* [Problem to work on] Give the number of lines that hold the string "supplies". Nothing else is needed.

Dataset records

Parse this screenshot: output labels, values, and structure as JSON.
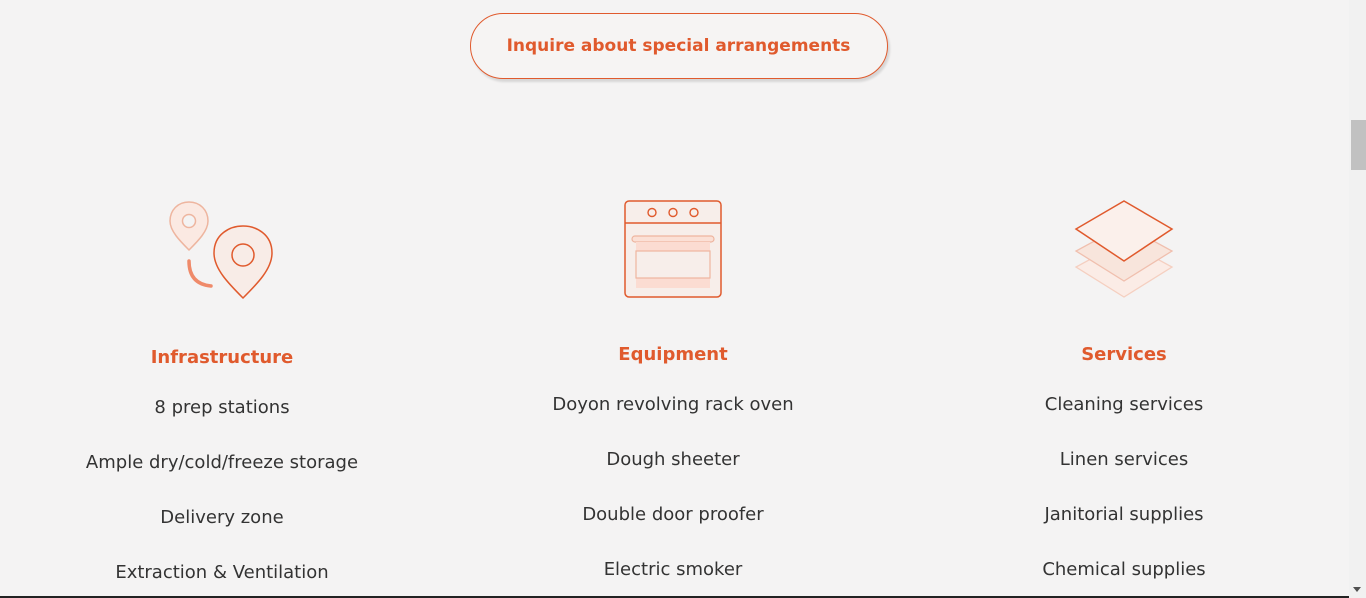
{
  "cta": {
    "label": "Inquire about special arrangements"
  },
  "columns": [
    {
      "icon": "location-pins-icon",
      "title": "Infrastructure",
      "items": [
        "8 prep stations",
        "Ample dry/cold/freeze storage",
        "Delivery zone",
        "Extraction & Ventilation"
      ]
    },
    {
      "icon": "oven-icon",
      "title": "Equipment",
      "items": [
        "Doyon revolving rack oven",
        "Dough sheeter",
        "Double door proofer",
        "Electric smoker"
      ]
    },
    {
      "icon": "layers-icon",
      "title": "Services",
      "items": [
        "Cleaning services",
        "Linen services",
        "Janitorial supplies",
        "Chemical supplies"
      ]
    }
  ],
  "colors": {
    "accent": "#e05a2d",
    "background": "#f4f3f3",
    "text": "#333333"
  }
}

* [Result of this exercise] 2